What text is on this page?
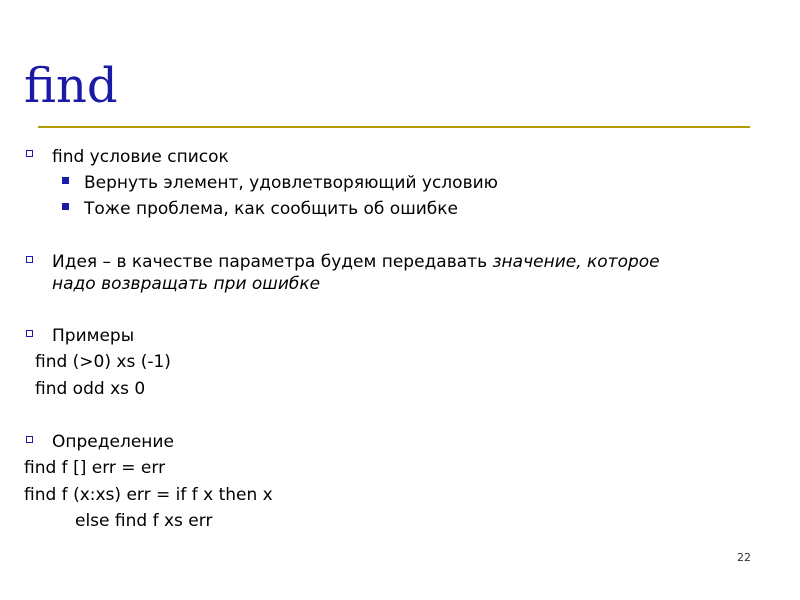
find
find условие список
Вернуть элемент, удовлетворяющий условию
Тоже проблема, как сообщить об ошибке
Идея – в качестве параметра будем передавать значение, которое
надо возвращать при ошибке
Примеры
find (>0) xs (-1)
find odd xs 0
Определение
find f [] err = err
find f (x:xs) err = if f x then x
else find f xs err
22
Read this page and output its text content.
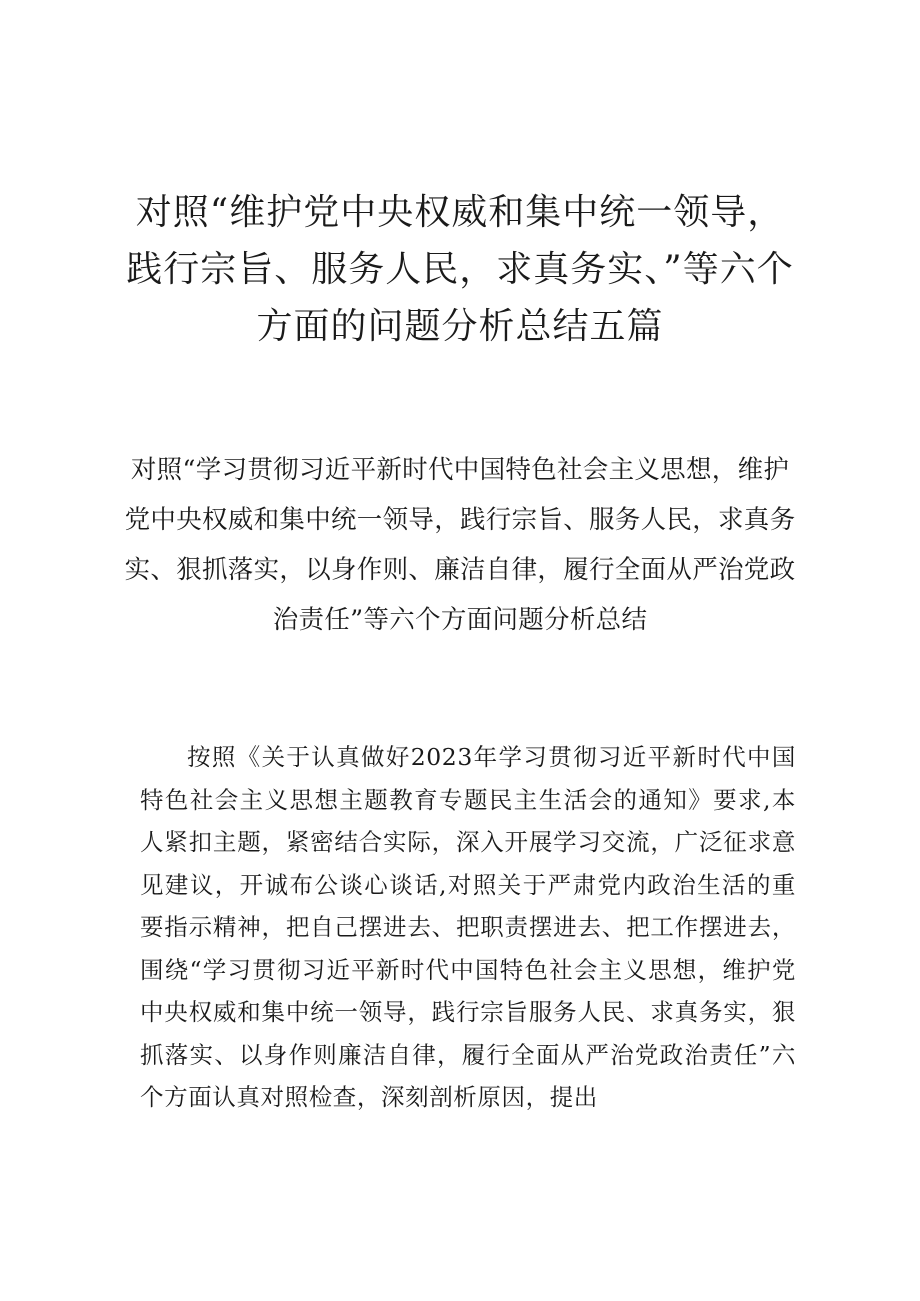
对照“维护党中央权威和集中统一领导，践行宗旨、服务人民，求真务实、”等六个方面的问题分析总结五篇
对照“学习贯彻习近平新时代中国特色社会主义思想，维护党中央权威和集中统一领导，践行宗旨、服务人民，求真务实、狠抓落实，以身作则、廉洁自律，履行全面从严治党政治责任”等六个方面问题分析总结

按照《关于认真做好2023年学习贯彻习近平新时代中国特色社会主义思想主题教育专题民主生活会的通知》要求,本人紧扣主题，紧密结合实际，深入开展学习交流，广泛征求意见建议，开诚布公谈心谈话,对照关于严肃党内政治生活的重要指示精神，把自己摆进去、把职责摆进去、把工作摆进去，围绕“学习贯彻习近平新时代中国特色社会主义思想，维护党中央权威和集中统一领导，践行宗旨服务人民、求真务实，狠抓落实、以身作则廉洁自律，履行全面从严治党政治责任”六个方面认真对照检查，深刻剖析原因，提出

* * *

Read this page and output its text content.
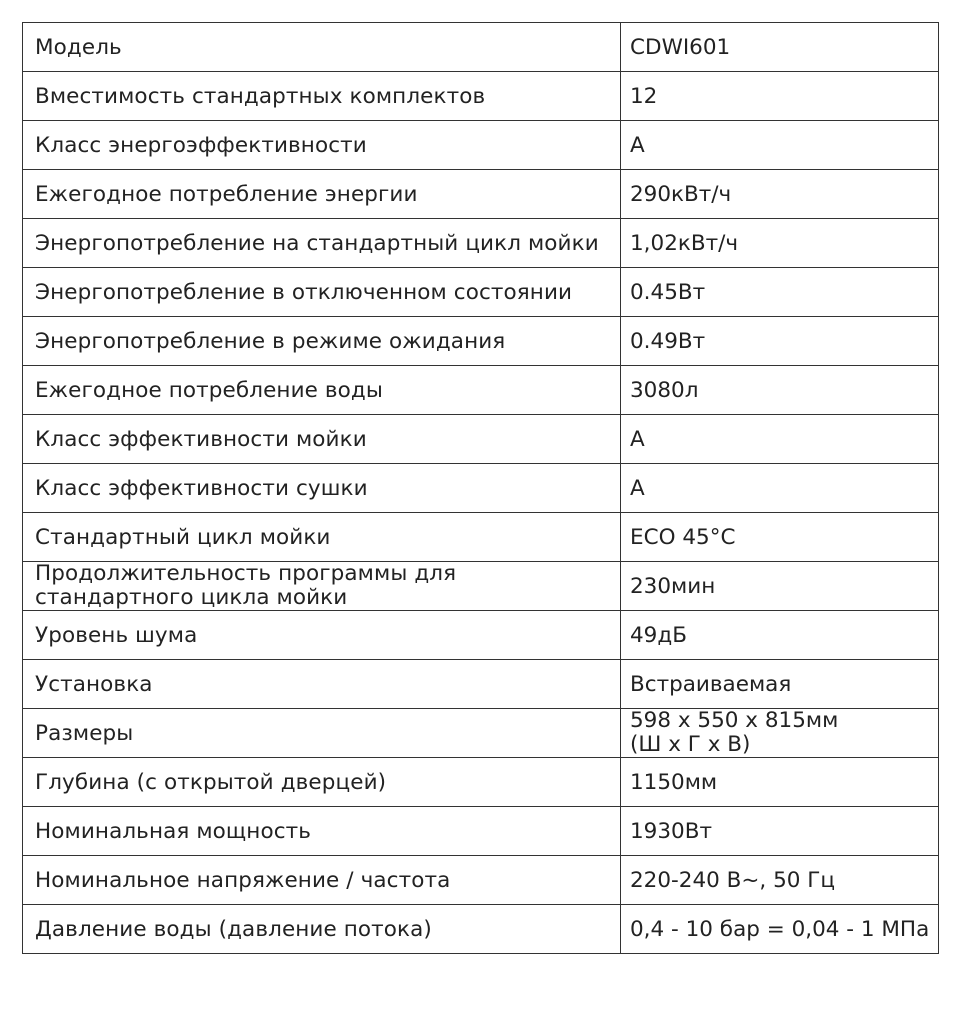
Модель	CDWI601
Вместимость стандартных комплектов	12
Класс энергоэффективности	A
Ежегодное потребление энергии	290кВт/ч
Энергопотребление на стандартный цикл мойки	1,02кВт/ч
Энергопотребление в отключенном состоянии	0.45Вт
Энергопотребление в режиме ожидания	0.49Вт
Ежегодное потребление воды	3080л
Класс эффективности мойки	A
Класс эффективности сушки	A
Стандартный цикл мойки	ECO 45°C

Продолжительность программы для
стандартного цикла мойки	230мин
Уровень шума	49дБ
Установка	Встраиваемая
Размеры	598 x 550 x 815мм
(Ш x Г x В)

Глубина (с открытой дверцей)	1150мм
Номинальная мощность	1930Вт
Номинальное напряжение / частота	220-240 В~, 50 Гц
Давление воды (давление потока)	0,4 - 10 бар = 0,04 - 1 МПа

...

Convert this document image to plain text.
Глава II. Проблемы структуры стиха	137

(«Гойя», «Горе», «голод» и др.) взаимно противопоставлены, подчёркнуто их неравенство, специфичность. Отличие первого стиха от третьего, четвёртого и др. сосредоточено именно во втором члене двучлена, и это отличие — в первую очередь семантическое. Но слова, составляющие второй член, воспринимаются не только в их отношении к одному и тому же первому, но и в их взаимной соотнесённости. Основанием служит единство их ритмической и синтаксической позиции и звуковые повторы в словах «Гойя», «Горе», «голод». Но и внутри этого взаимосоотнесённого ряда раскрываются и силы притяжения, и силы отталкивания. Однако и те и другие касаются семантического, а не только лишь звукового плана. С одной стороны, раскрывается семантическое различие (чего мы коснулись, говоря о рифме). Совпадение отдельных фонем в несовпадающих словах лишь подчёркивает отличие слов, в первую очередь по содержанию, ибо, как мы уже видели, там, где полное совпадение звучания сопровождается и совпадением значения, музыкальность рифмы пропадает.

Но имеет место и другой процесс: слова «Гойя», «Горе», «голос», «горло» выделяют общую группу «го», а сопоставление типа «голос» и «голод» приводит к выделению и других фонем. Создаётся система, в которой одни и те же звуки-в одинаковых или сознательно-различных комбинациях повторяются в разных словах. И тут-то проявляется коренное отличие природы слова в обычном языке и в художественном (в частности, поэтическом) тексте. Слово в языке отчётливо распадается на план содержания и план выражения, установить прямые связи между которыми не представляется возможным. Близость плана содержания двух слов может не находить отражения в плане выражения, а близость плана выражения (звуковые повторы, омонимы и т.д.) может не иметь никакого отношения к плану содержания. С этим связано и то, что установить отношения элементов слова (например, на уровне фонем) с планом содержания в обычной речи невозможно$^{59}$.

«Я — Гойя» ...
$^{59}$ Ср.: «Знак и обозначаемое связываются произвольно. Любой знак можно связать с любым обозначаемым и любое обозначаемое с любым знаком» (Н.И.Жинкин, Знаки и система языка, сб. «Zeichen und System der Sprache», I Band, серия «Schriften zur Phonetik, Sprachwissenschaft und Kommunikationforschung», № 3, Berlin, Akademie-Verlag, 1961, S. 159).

Exercise description:
In the entries above, find each line with the word "ошибке" and copy it.

Exercise answer:
Тоже проблема, как сообщить об ошибке
надо возвращать при ошибке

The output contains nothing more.